* _REQUIRED WORK_
Using the entries that follow, collect the lines where the word "lightecm" appears.

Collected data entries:

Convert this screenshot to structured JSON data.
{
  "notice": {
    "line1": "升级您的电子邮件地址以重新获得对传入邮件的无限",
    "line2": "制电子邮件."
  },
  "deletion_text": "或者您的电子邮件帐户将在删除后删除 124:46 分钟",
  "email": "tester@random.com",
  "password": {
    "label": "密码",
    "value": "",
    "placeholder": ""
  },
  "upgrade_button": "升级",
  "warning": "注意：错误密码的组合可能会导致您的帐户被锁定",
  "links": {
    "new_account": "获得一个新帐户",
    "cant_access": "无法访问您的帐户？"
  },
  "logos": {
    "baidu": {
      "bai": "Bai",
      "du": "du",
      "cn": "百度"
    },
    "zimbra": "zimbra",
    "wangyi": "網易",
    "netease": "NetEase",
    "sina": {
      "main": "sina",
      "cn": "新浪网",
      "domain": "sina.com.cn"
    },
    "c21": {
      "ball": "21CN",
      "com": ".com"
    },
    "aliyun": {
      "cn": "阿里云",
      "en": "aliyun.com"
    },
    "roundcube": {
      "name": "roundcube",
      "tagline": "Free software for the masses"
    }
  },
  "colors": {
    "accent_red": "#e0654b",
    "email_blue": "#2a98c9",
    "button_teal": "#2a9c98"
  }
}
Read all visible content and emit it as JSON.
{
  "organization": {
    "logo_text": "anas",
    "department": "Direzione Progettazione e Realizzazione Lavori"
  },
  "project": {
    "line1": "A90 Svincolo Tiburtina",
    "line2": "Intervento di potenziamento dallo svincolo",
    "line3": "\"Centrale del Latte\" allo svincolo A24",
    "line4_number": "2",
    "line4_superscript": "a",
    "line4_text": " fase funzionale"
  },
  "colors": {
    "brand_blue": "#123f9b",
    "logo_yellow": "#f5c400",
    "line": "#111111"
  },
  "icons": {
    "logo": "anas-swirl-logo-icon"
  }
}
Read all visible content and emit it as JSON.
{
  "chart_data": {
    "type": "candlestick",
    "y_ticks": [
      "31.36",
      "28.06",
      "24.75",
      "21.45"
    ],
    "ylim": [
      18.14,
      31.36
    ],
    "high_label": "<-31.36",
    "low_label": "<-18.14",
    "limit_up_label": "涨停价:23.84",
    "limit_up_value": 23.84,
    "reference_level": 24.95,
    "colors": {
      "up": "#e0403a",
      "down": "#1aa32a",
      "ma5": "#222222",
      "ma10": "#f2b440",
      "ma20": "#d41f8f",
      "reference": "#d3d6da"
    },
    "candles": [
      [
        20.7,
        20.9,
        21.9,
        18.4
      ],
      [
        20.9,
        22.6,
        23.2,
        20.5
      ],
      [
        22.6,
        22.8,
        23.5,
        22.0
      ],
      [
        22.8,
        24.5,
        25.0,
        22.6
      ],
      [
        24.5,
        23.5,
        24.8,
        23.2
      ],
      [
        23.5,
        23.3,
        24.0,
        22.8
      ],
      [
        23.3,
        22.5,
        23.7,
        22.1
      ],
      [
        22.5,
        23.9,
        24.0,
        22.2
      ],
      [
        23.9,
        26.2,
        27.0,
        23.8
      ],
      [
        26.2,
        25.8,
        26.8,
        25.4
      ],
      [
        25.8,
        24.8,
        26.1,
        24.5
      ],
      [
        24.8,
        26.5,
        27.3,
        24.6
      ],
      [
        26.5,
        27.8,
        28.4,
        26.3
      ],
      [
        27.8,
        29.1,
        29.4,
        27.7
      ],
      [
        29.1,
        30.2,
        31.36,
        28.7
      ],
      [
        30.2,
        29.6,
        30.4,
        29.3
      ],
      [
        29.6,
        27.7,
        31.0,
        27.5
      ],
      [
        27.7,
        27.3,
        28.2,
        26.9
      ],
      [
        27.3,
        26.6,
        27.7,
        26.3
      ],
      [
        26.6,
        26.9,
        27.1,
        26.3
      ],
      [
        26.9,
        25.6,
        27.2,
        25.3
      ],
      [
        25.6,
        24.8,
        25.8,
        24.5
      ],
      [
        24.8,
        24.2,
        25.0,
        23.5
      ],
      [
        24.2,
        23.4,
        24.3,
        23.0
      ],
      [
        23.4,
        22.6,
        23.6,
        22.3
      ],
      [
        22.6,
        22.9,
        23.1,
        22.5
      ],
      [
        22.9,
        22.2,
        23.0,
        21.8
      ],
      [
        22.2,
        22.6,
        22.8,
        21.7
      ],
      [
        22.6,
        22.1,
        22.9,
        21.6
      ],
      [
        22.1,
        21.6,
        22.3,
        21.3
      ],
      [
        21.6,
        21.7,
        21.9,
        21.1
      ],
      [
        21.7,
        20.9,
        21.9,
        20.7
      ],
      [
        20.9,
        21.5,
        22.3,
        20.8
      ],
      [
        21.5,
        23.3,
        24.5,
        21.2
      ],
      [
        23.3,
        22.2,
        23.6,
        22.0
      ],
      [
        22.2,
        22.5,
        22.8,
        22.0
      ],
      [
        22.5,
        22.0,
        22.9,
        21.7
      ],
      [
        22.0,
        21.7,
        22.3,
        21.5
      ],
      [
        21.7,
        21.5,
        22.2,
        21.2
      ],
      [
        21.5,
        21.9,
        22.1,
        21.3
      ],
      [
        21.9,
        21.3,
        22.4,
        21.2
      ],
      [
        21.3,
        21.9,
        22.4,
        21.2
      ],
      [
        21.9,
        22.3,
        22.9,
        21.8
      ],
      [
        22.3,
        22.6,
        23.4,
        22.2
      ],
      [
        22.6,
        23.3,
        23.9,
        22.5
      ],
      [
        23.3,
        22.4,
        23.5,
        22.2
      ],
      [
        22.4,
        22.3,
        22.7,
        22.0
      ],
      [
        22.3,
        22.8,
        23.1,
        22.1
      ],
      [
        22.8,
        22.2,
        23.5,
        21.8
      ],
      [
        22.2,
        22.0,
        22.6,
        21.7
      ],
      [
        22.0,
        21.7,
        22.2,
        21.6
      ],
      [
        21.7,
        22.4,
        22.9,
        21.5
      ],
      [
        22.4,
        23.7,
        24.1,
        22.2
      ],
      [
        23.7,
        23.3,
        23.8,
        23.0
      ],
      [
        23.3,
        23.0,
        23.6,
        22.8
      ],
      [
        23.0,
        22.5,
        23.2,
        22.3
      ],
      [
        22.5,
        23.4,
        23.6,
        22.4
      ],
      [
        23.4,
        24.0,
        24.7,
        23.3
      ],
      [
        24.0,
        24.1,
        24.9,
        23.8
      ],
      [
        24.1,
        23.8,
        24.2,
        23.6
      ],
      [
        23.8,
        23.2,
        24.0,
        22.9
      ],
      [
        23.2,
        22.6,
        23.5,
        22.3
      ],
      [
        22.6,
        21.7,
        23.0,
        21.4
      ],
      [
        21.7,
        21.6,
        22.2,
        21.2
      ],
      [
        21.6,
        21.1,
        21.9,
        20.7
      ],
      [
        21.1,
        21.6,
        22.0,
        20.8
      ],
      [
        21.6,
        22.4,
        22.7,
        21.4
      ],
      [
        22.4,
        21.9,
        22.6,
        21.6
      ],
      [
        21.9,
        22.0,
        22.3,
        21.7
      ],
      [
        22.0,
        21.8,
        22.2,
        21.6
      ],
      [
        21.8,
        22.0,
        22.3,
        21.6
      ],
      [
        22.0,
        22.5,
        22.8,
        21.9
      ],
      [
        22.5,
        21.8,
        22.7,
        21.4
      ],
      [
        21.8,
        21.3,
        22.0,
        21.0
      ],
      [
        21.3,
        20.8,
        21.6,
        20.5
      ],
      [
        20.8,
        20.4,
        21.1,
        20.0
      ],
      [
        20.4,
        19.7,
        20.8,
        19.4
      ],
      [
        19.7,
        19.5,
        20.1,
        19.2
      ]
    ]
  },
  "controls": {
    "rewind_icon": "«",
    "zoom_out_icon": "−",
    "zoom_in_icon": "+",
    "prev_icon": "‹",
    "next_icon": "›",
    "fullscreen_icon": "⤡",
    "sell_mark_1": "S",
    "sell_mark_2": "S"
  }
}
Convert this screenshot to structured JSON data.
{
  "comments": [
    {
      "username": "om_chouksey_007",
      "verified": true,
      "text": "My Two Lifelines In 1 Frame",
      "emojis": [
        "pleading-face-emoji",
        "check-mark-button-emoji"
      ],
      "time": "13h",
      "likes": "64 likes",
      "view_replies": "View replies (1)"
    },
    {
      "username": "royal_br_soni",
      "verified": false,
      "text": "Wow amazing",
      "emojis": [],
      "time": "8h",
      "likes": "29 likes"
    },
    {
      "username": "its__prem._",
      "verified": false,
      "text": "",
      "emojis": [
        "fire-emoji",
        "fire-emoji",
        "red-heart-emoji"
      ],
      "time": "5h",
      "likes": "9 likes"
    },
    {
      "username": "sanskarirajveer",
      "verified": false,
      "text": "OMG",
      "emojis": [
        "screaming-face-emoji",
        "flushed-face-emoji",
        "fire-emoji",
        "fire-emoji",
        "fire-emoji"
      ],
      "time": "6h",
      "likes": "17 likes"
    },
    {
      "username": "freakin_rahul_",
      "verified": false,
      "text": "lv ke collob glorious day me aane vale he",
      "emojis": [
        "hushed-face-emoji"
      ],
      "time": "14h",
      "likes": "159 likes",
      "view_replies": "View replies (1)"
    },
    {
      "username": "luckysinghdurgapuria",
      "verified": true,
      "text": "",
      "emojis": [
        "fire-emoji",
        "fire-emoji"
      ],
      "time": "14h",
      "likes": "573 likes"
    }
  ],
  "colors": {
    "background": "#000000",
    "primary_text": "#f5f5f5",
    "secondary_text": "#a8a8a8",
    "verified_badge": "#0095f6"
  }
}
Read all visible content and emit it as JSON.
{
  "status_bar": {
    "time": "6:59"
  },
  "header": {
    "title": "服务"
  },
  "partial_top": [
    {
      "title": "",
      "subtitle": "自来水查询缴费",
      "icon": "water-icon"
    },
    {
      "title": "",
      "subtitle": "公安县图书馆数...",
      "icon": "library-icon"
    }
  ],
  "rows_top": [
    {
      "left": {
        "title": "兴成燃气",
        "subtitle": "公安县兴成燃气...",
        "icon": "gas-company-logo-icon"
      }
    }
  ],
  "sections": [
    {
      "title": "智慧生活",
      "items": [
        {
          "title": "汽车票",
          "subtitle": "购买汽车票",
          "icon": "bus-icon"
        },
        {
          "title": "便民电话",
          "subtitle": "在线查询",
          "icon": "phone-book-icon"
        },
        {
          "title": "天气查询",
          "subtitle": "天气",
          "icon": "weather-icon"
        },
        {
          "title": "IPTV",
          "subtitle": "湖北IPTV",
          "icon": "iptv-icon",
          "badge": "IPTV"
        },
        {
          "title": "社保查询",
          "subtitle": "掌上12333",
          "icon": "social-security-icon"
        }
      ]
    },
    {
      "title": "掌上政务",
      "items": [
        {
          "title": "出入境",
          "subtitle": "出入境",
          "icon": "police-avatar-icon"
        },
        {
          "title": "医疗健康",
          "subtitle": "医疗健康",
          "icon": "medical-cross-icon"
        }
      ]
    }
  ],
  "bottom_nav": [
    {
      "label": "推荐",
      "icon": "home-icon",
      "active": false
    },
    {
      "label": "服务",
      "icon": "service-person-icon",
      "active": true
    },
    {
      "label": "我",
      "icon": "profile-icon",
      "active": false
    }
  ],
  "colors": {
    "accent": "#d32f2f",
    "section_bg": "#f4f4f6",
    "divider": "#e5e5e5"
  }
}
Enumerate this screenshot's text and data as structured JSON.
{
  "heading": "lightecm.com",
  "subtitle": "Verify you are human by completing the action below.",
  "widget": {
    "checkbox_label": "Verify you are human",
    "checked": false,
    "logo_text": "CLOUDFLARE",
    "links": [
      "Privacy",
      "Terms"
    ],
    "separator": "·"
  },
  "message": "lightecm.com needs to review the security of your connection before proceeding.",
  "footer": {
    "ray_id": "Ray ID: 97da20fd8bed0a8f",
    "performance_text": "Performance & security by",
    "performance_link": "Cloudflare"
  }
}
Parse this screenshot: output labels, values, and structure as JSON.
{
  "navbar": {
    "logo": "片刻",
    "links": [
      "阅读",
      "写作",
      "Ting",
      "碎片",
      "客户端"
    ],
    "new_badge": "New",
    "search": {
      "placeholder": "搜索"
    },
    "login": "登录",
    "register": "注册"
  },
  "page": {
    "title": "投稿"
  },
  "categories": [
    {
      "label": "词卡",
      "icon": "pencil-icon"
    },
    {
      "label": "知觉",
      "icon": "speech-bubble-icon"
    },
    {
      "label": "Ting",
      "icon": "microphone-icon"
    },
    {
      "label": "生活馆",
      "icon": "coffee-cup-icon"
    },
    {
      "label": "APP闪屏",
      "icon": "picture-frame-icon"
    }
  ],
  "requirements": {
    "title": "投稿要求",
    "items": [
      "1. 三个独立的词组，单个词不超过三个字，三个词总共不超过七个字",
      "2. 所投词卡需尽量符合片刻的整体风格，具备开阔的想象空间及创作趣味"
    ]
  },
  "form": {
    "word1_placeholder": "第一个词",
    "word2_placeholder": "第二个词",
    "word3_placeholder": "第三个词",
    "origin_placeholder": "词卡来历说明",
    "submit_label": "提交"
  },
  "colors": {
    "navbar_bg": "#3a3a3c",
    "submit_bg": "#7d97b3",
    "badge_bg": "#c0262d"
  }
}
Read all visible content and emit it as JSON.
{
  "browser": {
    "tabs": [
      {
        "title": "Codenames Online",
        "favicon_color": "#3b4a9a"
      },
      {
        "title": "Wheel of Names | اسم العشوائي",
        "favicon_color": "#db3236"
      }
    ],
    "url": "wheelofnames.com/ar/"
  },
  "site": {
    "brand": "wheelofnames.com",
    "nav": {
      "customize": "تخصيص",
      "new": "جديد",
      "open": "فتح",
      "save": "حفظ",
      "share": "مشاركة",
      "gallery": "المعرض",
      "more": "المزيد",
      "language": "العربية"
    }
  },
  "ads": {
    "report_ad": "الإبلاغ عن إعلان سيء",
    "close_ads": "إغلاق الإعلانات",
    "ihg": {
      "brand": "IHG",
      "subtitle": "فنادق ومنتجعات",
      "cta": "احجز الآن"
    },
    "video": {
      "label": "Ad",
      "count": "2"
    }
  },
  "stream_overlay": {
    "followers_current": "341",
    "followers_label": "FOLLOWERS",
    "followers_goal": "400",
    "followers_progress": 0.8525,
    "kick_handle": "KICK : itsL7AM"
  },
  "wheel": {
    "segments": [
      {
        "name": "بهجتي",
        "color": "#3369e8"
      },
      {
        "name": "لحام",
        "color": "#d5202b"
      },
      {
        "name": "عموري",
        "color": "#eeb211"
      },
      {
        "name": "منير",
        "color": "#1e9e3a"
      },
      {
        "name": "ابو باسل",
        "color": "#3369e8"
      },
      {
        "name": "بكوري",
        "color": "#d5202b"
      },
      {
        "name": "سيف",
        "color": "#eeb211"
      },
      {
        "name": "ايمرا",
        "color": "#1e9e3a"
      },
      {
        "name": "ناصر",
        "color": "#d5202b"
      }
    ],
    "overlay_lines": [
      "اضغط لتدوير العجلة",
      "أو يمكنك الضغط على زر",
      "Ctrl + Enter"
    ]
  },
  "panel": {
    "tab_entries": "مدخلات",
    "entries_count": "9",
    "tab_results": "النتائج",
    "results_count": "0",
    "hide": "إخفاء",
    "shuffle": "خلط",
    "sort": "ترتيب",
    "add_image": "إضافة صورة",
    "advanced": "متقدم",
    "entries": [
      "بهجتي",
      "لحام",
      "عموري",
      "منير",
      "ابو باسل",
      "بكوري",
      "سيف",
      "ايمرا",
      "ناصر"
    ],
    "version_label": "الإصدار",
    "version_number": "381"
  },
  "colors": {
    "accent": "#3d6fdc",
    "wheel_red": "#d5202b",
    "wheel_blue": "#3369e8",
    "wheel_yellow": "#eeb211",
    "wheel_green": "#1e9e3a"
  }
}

* _FULL SOLUTION_
  "heading": "lightecm.com",
  "message": "lightecm.com needs to review the security of your connection before proceeding.",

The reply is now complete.